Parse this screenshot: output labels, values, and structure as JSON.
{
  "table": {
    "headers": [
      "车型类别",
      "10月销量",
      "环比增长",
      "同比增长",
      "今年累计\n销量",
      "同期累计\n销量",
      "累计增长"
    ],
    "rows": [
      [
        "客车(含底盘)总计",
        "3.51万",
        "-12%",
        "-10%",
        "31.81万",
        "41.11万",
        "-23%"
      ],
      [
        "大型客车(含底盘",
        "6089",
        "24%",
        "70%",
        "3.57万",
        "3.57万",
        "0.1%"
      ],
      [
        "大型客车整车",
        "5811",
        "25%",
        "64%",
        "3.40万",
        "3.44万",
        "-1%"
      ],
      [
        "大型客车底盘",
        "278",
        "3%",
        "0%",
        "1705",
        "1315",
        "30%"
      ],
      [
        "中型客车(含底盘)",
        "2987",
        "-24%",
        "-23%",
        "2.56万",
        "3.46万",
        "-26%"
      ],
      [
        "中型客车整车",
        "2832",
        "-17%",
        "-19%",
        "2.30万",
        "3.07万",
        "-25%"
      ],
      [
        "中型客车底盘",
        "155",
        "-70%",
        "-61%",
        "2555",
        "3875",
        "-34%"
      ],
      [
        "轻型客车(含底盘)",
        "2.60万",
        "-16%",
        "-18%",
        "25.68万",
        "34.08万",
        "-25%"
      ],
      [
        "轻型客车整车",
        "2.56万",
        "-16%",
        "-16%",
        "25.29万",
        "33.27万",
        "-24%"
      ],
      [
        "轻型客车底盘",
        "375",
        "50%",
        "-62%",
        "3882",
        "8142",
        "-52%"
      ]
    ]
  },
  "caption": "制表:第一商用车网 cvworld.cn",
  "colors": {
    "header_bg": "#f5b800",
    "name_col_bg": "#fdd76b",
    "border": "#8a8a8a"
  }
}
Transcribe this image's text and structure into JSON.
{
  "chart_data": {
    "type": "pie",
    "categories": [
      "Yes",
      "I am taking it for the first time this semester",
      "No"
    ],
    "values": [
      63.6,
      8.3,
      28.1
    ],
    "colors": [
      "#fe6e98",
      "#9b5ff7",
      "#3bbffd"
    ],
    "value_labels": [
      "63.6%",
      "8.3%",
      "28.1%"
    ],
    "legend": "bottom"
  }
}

__________________________________________________

What you have to do: Find the word "structure" in the records and pull out each line that has it.

Complete response:
Parse this screenshot: output labels, values, and structure as JSON.
Transcribe this image's text and structure into JSON.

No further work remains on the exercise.